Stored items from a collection
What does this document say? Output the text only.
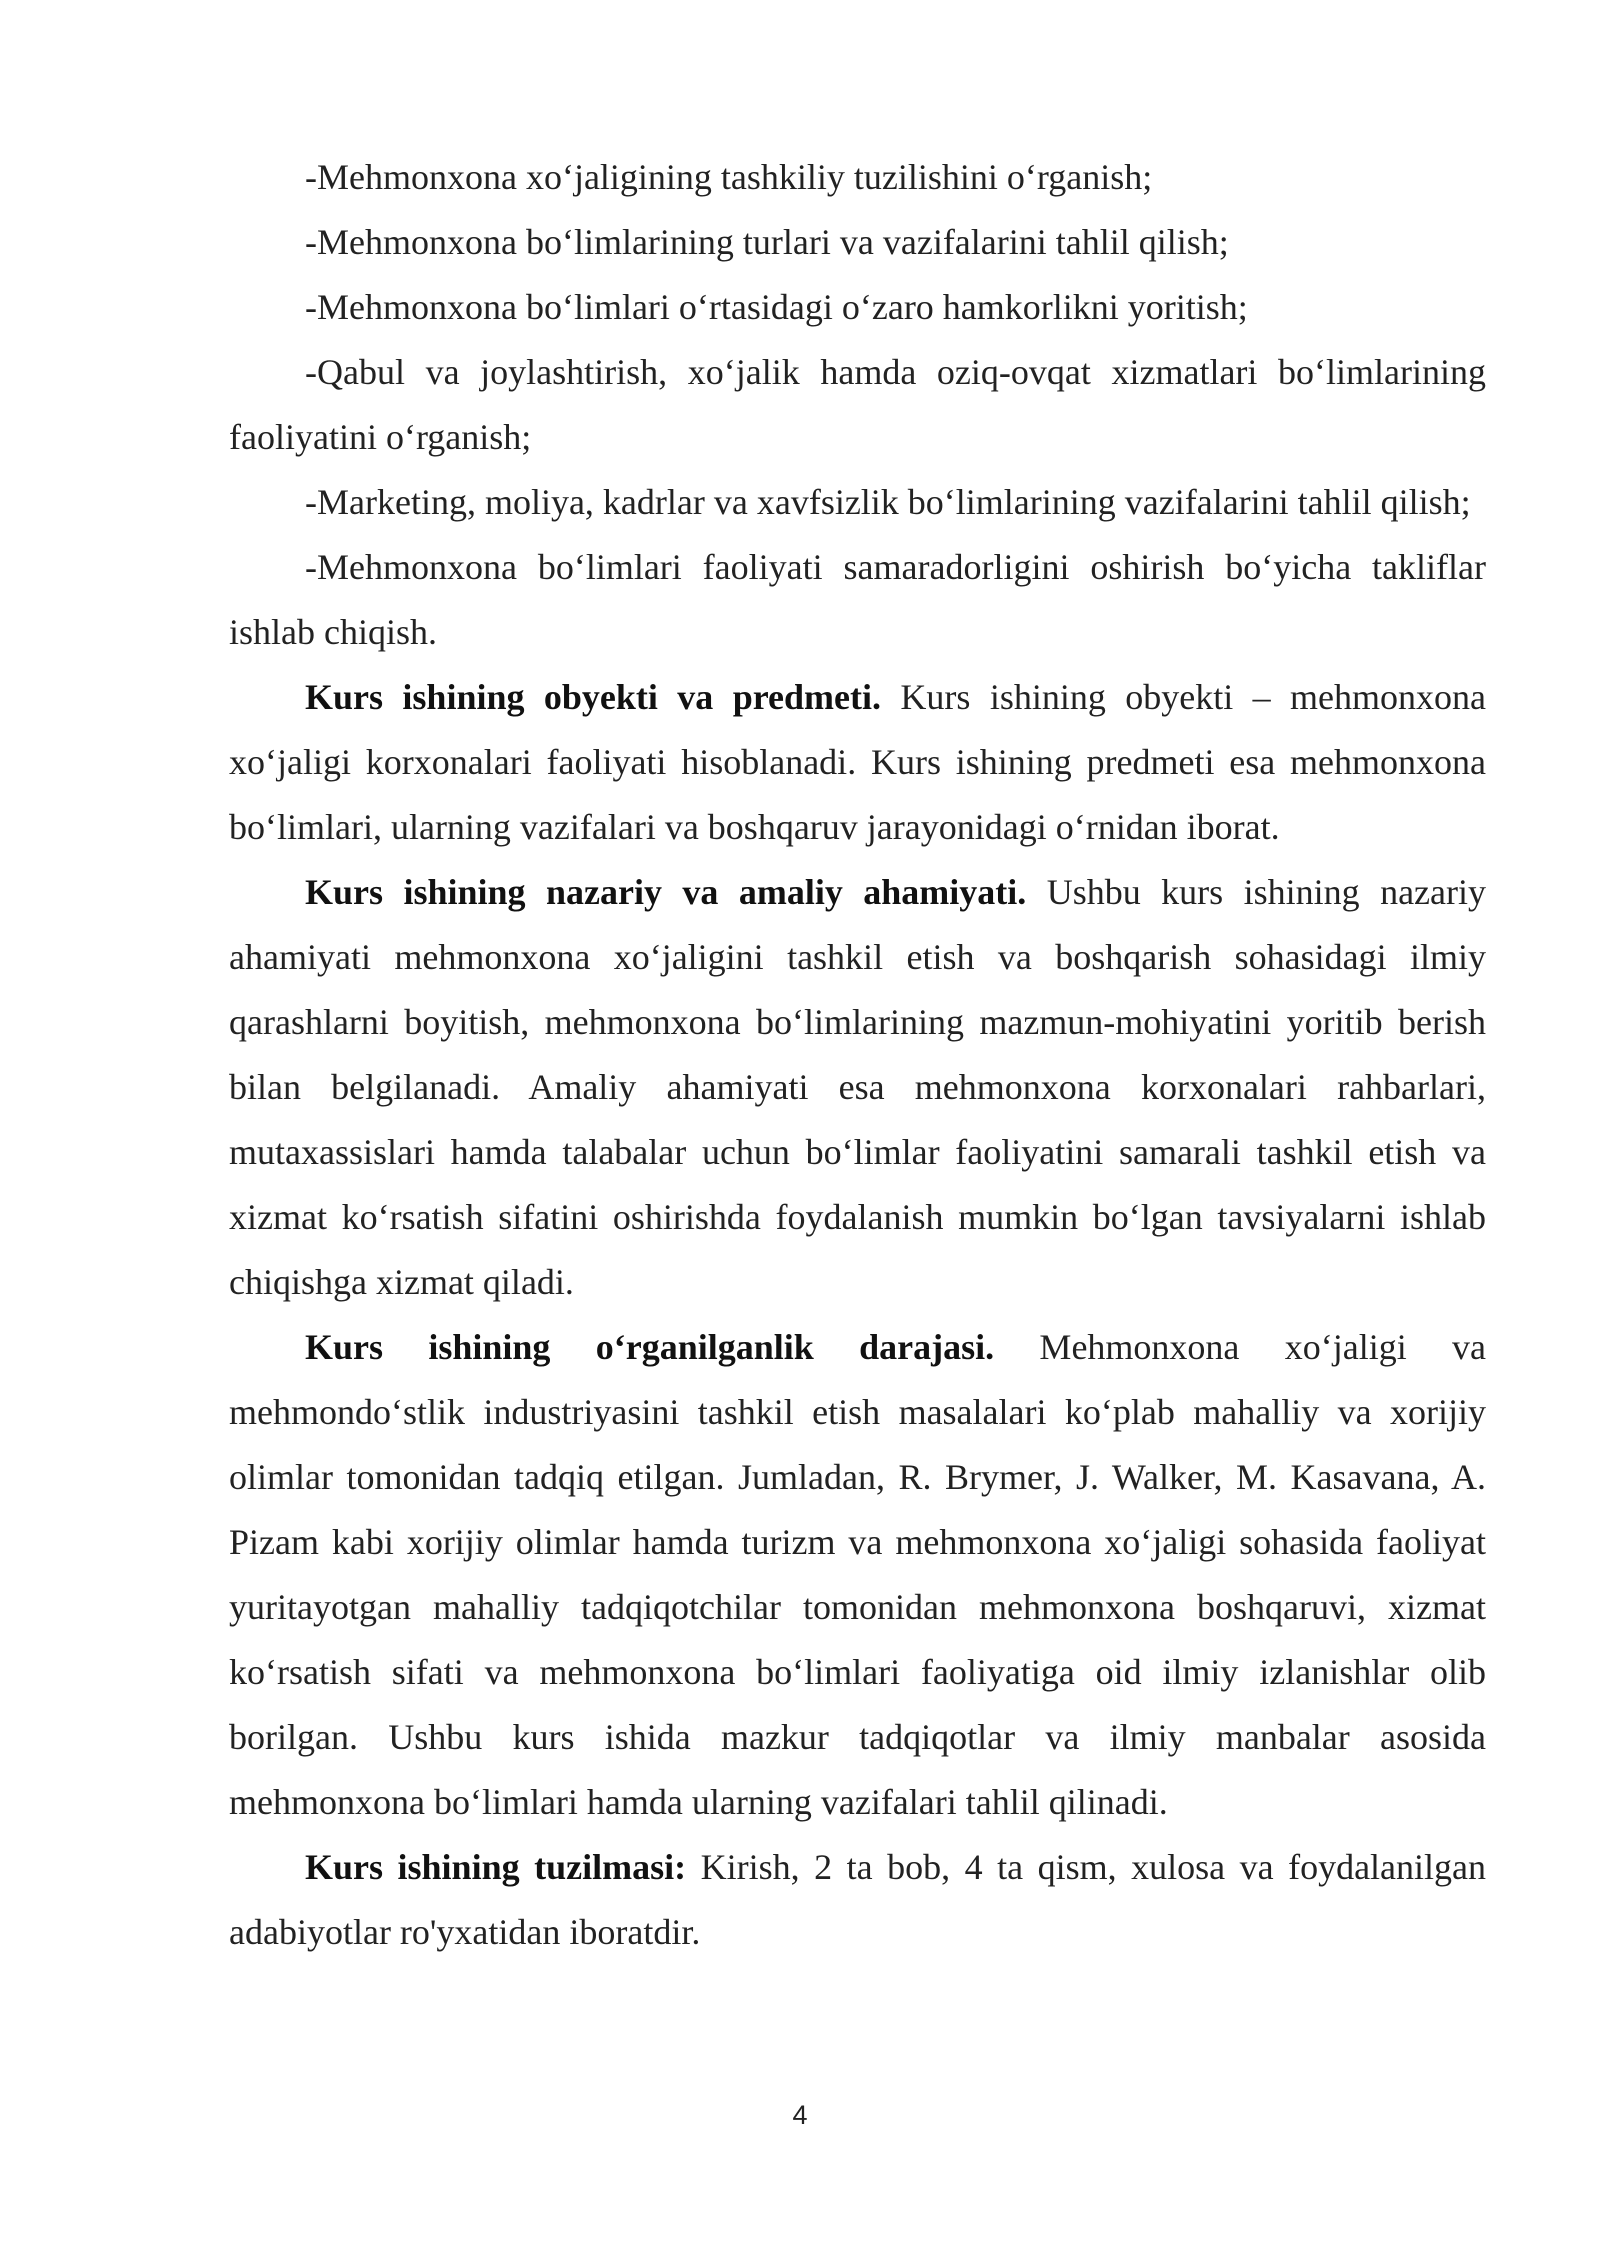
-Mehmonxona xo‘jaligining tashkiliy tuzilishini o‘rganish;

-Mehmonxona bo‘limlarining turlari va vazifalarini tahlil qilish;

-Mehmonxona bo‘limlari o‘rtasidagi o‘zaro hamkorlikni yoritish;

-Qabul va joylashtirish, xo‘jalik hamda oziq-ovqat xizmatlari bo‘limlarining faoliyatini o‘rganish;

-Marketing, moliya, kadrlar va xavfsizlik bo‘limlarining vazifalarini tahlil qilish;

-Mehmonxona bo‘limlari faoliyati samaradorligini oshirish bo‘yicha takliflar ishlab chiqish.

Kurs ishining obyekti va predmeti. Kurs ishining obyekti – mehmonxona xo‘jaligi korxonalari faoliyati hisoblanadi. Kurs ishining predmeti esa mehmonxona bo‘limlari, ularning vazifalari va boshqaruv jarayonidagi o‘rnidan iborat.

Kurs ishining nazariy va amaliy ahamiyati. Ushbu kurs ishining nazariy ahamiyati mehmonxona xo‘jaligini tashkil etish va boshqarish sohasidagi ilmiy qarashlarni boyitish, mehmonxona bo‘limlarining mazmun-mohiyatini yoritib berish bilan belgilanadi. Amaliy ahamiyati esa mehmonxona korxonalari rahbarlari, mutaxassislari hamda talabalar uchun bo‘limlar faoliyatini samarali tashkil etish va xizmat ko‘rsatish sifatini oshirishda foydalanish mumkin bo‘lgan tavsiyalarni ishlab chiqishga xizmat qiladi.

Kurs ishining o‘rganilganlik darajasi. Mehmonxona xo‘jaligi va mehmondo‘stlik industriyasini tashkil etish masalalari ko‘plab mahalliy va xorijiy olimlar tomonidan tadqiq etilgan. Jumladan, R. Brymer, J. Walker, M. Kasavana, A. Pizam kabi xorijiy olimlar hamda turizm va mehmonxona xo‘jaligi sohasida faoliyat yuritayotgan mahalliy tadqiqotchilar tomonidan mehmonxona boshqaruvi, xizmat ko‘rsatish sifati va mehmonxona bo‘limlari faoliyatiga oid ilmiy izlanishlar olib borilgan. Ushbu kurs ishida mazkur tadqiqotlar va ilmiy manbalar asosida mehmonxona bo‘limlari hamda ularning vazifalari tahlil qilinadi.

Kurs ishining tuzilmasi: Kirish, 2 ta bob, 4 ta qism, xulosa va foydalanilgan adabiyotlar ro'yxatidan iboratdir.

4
...
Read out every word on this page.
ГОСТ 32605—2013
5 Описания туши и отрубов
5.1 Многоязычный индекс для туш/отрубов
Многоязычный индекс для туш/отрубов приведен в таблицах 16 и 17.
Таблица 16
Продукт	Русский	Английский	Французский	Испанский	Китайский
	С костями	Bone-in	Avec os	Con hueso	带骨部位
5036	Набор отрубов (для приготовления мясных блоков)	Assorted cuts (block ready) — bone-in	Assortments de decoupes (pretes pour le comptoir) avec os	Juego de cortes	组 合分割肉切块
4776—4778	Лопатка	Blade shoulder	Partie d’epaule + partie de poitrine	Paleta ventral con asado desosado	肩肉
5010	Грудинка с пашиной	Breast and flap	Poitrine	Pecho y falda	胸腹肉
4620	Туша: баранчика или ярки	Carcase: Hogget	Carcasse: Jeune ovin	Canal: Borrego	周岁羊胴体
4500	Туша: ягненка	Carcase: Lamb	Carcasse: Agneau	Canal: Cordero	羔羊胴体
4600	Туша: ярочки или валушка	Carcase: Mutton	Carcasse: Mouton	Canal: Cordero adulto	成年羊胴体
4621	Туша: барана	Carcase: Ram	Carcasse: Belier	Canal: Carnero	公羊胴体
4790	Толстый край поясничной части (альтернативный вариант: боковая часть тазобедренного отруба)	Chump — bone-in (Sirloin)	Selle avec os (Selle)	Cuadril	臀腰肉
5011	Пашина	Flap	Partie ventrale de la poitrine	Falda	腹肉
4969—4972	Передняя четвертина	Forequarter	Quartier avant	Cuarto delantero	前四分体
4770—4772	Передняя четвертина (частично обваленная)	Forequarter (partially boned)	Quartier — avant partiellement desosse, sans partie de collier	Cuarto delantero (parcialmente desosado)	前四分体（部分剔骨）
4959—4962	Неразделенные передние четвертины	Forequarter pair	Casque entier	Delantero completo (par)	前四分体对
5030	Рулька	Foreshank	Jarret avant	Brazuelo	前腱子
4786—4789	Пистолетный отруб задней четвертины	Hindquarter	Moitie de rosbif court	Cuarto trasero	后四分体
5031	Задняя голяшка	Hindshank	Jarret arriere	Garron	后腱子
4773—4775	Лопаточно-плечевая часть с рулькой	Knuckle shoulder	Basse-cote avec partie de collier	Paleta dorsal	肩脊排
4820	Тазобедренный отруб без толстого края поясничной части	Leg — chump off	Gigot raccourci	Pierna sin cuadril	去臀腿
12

- [Task to carry out]: For the material, find the number of lines holding the word "четвертины" and give that figure and nothing more.

- [Result for this exercise]: 2